GIVEN EXERCISE: Wherever the word "СЕГОДНЯ" appears in a line, copy that line.
* * *
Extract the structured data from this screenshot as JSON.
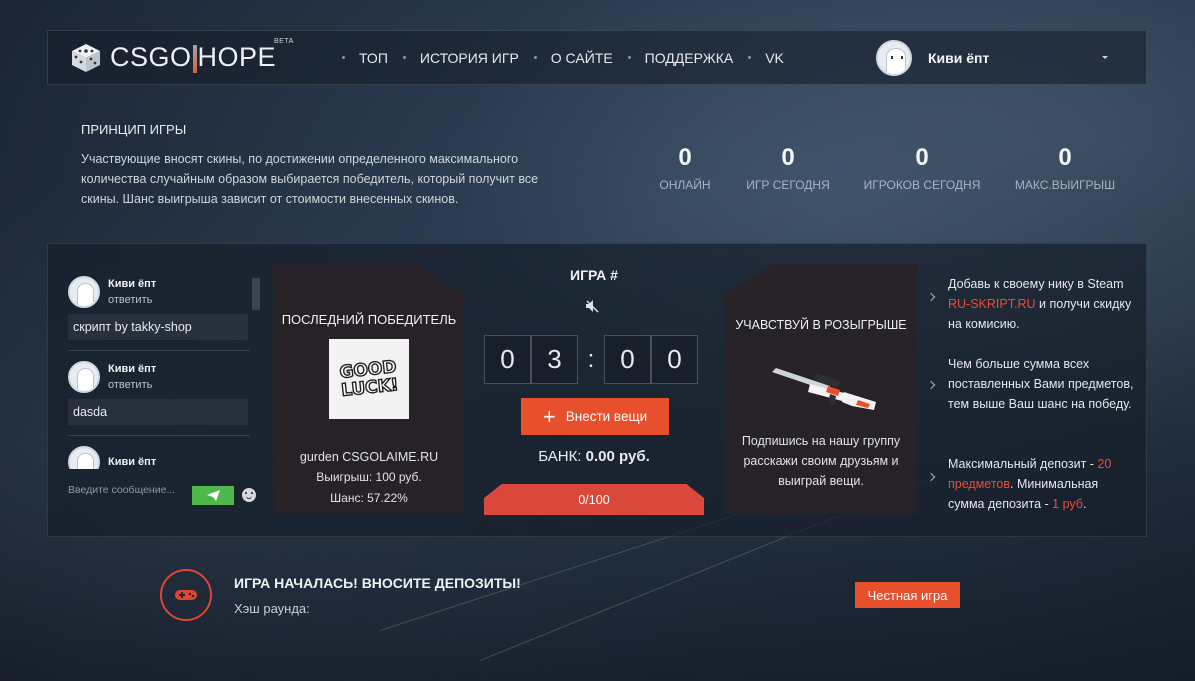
{
  "header": {
    "logo_text_left": "CSGO",
    "logo_text_right": "HOPE",
    "logo_badge": "BETA",
    "nav": [
      {
        "label": "ТОП"
      },
      {
        "label": "ИСТОРИЯ ИГР"
      },
      {
        "label": "О САЙТЕ"
      },
      {
        "label": "ПОДДЕРЖКА"
      },
      {
        "label": "VK"
      }
    ],
    "user_name": "Киви ёпт"
  },
  "principle": {
    "title": "ПРИНЦИП ИГРЫ",
    "text": "Участвующие вносят скины, по достижении определенного максимального количества случайным образом выбирается победитель, который получит все скины. Шанс выигрыша зависит от стоимости внесенных скинов."
  },
  "stats": [
    {
      "value": "0",
      "label": "ОНЛАЙН"
    },
    {
      "value": "0",
      "label": "ИГР СЕГОДНЯ"
    },
    {
      "value": "0",
      "label": "ИГРОКОВ СЕГОДНЯ"
    },
    {
      "value": "0",
      "label": "МАКС.ВЫИГРЫШ"
    }
  ],
  "chat": {
    "messages": [
      {
        "name": "Киви ёпт",
        "reply": "ответить",
        "text": "скрипт by takky-shop"
      },
      {
        "name": "Киви ёпт",
        "reply": "ответить",
        "text": "dasda"
      },
      {
        "name": "Киви ёпт",
        "reply": "",
        "text": ""
      }
    ],
    "input_placeholder": "Введите сообщение..."
  },
  "last_winner": {
    "title": "ПОСЛЕДНИЙ ПОБЕДИТЕЛЬ",
    "avatar_text": "GOOD LUCK!",
    "name": "gurden CSGOLAIME.RU",
    "win": "Выигрыш: 100 руб.",
    "chance": "Шанс: 57.22%"
  },
  "game": {
    "title": "ИГРА #",
    "timer": [
      "0",
      "3",
      "0",
      "0"
    ],
    "timer_sep": ":",
    "deposit_label": "Внести вещи",
    "bank_label": "БАНК:",
    "bank_value": "0.00 руб.",
    "progress_text": "0/100",
    "progress_fraction": 0.0
  },
  "giveaway": {
    "title": "УЧАВСТВУЙ В РОЗЫГРЫШЕ",
    "text": "Подпишись на нашу группу расскажи своим друзьям и выиграй вещи."
  },
  "info": [
    {
      "parts": [
        {
          "t": "Добавь к своему нику в Steam ",
          "hl": false
        },
        {
          "t": "RU-SKRIPT.RU",
          "hl": true
        },
        {
          "t": " и получи скидку на комисию.",
          "hl": false
        }
      ]
    },
    {
      "parts": [
        {
          "t": "Чем больше сумма всех поставленных Вами предметов, тем выше Ваш шанс на победу.",
          "hl": false
        }
      ]
    },
    {
      "parts": [
        {
          "t": "Максимальный депозит - ",
          "hl": false
        },
        {
          "t": "20 предметов",
          "hl": true
        },
        {
          "t": ". Минимальная сумма депозита - ",
          "hl": false
        },
        {
          "t": "1 руб",
          "hl": true
        },
        {
          "t": ".",
          "hl": false
        }
      ]
    }
  ],
  "round": {
    "title": "ИГРА НАЧАЛАСЬ! ВНОСИТЕ ДЕПОЗИТЫ!",
    "hash_label": "Хэш раунда:",
    "fair_label": "Честная игра"
  },
  "colors": {
    "accent": "#e8502d",
    "highlight": "#ee4a37",
    "send": "#4fb84c"
  }
}
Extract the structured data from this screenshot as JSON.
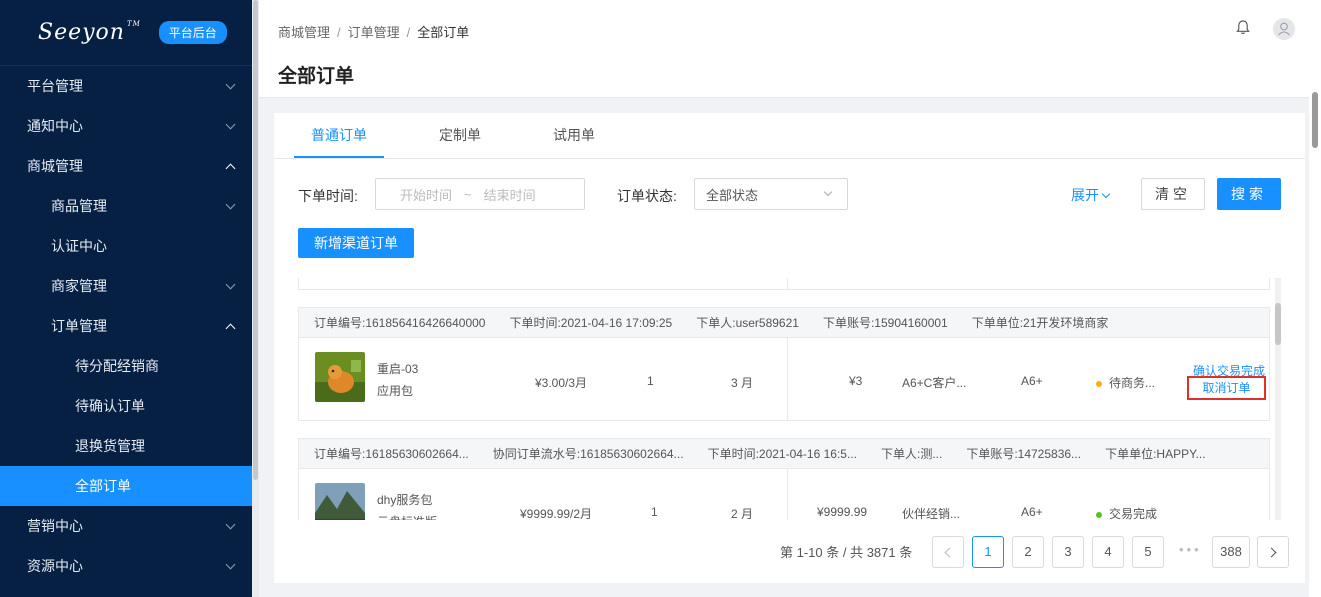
* * *
FINAL RESULT:
      "label": "ИГР СЕГОДНЯ"
      "label": "ИГРОКОВ СЕГОДНЯ"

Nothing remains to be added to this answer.